§ **AIM OF THE EXERCISE**: The answer is one number: how many lines hold the string "journée".

##### RECORDS FOR THE EXERCISE #####

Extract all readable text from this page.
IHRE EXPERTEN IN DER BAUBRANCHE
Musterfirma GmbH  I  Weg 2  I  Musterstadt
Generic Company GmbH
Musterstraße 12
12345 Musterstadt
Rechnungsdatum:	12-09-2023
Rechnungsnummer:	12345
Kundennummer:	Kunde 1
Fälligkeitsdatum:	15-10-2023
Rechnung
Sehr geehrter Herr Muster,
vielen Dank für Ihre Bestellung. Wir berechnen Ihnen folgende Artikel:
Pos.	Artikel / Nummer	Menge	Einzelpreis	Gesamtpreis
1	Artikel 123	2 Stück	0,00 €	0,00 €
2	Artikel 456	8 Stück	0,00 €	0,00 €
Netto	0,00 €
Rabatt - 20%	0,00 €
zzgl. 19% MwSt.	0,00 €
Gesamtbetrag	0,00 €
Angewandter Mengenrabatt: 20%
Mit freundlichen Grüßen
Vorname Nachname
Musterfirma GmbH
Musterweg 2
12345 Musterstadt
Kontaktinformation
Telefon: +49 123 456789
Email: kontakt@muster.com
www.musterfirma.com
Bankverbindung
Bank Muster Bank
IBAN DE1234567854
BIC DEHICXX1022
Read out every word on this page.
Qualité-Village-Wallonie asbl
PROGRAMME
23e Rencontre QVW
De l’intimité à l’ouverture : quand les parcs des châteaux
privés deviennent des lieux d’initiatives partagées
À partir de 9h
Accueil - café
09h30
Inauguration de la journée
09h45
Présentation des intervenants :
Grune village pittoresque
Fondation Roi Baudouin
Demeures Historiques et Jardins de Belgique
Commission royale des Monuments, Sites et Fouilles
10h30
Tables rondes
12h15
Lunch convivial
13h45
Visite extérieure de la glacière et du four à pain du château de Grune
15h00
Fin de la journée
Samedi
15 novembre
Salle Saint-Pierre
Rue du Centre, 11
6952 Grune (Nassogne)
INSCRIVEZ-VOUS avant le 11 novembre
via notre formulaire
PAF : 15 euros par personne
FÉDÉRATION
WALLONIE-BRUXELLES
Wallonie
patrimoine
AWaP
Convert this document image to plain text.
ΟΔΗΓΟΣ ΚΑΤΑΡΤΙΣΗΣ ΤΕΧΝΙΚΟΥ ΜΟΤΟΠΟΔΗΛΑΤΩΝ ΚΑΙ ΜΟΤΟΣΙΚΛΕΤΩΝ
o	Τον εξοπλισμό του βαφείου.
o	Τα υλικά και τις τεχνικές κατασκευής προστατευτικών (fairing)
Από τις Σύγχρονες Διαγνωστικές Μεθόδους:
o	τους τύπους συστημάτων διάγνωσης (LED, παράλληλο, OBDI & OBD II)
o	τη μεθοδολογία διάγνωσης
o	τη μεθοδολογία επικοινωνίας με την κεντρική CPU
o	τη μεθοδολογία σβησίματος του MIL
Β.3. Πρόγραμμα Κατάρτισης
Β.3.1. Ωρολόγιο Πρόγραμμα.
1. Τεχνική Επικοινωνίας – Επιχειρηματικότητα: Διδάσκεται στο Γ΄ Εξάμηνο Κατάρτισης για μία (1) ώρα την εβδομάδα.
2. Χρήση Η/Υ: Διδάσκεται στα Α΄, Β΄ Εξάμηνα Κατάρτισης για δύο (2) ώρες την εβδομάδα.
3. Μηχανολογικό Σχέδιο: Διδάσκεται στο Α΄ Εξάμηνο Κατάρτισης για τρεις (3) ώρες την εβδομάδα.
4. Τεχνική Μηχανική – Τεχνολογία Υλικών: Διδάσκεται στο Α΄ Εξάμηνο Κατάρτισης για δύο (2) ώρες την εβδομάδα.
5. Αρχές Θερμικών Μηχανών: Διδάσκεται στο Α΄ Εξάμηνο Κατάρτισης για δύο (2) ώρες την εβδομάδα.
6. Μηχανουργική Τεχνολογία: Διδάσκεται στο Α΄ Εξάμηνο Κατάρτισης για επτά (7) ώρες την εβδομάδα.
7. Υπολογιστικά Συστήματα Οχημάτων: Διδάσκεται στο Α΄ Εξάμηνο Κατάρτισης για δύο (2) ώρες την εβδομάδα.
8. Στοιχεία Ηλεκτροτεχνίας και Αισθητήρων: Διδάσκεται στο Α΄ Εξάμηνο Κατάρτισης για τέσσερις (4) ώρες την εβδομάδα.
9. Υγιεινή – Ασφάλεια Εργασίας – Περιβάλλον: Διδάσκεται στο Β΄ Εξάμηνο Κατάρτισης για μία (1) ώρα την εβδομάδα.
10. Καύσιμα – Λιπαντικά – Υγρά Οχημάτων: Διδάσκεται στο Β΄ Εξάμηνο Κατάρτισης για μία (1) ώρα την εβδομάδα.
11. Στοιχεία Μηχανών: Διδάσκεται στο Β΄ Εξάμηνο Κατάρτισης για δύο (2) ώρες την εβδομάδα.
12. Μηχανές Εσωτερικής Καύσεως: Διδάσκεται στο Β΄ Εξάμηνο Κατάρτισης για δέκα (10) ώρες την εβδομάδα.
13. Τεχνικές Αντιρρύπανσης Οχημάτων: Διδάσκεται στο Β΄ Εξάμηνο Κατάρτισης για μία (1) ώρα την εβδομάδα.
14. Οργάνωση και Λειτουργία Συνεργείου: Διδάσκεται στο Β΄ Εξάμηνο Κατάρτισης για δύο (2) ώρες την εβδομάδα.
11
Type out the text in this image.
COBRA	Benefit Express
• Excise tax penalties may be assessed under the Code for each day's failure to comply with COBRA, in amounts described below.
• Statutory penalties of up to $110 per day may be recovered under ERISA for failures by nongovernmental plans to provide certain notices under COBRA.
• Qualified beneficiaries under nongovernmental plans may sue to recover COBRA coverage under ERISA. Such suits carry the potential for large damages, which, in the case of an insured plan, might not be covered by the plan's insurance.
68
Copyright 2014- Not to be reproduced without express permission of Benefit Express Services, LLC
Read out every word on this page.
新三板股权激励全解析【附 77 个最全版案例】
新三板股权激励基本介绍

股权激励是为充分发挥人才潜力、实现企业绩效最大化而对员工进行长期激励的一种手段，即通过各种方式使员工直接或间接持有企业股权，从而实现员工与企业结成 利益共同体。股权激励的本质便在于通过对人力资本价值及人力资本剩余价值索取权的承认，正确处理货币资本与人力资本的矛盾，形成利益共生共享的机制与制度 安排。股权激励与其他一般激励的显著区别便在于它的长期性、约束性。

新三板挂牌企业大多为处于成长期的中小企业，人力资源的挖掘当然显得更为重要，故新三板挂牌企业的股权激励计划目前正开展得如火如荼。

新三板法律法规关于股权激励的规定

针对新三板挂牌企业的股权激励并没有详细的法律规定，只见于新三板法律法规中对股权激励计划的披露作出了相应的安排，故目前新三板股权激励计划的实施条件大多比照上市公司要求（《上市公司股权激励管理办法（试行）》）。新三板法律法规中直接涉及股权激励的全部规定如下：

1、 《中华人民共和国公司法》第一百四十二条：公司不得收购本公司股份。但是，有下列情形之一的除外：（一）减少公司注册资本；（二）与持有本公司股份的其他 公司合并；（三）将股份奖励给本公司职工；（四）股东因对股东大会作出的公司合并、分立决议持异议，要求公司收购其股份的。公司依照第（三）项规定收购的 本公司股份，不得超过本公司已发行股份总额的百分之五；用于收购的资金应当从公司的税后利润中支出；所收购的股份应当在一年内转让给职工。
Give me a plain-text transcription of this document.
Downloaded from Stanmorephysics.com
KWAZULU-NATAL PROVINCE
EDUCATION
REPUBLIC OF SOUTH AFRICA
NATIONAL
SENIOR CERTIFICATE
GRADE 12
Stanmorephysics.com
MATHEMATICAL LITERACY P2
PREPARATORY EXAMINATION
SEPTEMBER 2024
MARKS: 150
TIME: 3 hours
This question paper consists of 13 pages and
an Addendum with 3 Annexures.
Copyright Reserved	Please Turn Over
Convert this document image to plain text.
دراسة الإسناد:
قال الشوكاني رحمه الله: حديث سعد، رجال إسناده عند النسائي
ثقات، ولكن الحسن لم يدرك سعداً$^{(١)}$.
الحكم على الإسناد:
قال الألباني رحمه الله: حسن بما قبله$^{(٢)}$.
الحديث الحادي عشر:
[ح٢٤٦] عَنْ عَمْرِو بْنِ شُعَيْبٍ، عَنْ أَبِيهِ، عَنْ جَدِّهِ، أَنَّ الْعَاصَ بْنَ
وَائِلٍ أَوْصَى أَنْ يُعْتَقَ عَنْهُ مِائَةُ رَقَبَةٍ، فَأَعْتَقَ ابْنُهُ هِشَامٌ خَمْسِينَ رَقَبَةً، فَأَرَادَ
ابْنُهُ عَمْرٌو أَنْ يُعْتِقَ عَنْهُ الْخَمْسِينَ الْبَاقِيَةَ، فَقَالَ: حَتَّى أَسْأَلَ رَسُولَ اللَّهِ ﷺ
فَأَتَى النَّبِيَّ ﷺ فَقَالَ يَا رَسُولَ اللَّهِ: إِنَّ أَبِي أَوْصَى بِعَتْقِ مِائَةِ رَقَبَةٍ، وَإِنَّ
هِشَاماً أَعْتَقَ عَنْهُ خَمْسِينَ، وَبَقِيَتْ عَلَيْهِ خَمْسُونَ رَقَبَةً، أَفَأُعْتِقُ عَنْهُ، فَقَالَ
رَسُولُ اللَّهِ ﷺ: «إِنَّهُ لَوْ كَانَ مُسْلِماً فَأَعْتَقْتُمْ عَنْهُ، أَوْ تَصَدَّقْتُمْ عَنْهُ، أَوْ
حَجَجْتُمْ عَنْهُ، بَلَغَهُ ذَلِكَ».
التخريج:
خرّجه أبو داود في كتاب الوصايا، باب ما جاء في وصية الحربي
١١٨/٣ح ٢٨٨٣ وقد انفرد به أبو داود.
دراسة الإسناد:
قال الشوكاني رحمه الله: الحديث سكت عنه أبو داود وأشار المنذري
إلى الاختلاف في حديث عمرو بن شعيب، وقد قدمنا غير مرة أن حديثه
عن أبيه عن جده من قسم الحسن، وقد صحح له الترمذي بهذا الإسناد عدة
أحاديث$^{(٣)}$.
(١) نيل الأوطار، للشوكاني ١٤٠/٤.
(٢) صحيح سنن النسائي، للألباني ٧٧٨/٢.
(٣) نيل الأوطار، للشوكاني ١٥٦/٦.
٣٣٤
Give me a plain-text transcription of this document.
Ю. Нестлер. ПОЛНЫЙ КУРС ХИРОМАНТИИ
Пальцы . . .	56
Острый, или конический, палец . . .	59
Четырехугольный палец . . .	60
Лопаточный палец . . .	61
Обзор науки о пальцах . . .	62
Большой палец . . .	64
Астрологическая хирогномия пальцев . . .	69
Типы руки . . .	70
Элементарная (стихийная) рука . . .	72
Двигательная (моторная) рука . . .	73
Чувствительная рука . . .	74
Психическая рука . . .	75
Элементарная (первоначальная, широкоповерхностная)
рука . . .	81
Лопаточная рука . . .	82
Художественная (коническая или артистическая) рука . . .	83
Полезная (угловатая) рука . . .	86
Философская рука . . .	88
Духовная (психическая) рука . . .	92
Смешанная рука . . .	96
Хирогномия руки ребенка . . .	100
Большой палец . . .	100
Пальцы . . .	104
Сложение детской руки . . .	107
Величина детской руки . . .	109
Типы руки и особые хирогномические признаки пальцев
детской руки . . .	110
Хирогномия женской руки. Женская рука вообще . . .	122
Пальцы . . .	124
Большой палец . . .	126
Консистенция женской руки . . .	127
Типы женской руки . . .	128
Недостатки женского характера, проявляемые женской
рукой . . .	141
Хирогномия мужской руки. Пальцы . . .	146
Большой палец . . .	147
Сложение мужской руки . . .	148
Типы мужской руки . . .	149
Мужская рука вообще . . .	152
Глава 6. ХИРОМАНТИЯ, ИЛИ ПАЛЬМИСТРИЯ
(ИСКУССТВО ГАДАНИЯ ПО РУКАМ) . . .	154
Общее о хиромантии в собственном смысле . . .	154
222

#####

§ **FINISHED TASK**: 2